• WHAT THE TASK REQUIRES
Copy every line from the records below that holds the word "text".
>> Begin DATA SHOWN
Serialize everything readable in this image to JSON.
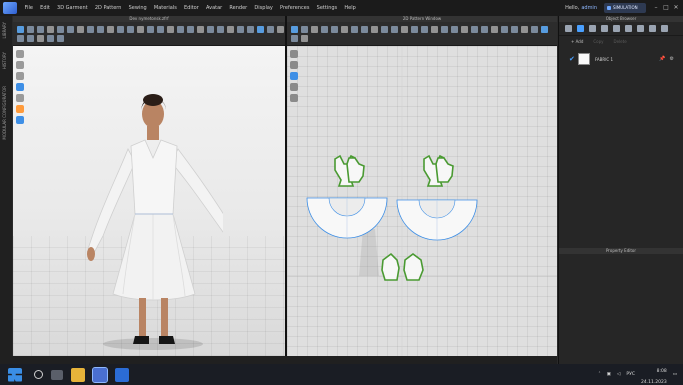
{
  "app": {
    "menu": [
      "File",
      "Edit",
      "3D Garment",
      "2D Pattern",
      "Sewing",
      "Materials",
      "Editor",
      "Avatar",
      "Render",
      "Display",
      "Preferences",
      "Settings",
      "Help"
    ],
    "user_greeting": "Hello,",
    "user_name": "admin",
    "simulation_label": "SIMULATION",
    "window_controls": [
      "–",
      "□",
      "✕"
    ],
    "accent_color": "#3e8fe6",
    "pattern_outline_color": "#4a9a32"
  },
  "left_strip": {
    "tabs": [
      "LIBRARY",
      "HISTORY",
      "MODULAR CONFIGURATOR"
    ]
  },
  "window_3d": {
    "title": "Dev nymetonsk.zfrf"
  },
  "window_2d": {
    "title": "2D Pattern Window"
  },
  "status_bar": {
    "text": "Version: 7.0.230 (r36851)"
  },
  "object_browser": {
    "title": "Object Browser",
    "tabs": [
      {
        "label": "+ Add",
        "enabled": true
      },
      {
        "label": "Copy",
        "enabled": false
      },
      {
        "label": "Delete",
        "enabled": false
      }
    ],
    "fabrics": [
      {
        "name": "FABRIC 1",
        "checked": true,
        "swatch_color": "#fafafa"
      }
    ]
  },
  "property_editor": {
    "title": "Property Editor"
  },
  "taskbar": {
    "apps": [
      {
        "name": "start-button",
        "color": "#3a8ee6"
      },
      {
        "name": "search-button",
        "color": "#5a5f6a"
      },
      {
        "name": "task-view-button",
        "color": "#5a5f6a"
      },
      {
        "name": "file-explorer-button",
        "color": "#e7b43a"
      },
      {
        "name": "clo-app-button",
        "color": "#4a6fd0"
      },
      {
        "name": "word-app-button",
        "color": "#2b6cd6"
      }
    ],
    "language": "РУС",
    "time": "8:08",
    "date": "24.11.2023"
  }
}
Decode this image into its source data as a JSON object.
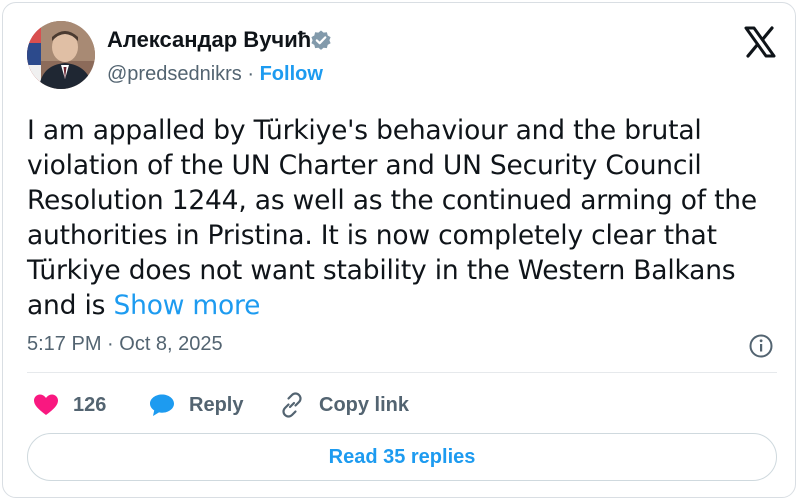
{
  "author": {
    "name": "Александар Вучић",
    "handle": "@predsednikrs",
    "separator": " · ",
    "follow_label": "Follow"
  },
  "tweet": {
    "text": "I am appalled by Türkiye's behaviour and the brutal violation of the UN Charter and UN Security Council Resolution 1244, as well as the continued arming of the authorities in Pristina. It is now completely clear that Türkiye does not want stability in the Western Balkans and is ",
    "show_more_label": "Show more"
  },
  "meta": {
    "timestamp": "5:17 PM · Oct 8, 2025"
  },
  "actions": {
    "like_count": "126",
    "reply_label": "Reply",
    "copy_link_label": "Copy link"
  },
  "read_replies_label": "Read 35 replies",
  "colors": {
    "accent": "#1d9bf0",
    "like": "#f91880",
    "text": "#0f1419",
    "muted": "#536471"
  },
  "icons": [
    "verified-badge-icon",
    "x-logo-icon",
    "info-icon",
    "heart-icon",
    "reply-bubble-icon",
    "link-icon"
  ]
}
>> End DATA SHOWN
• RESPONSE TO THE TASK
    "text": "Version: 7.0.230 (r36851)"
    "text": "I am appalled by Türkiye's behaviour and the brutal violation of the UN Charter and UN Security Council Resolution 1244, as well as the continued arming of the authorities in Pristina. It is now completely clear that Türkiye does not want stability in the Western Balkans and is ",
    "text": "#0f1419",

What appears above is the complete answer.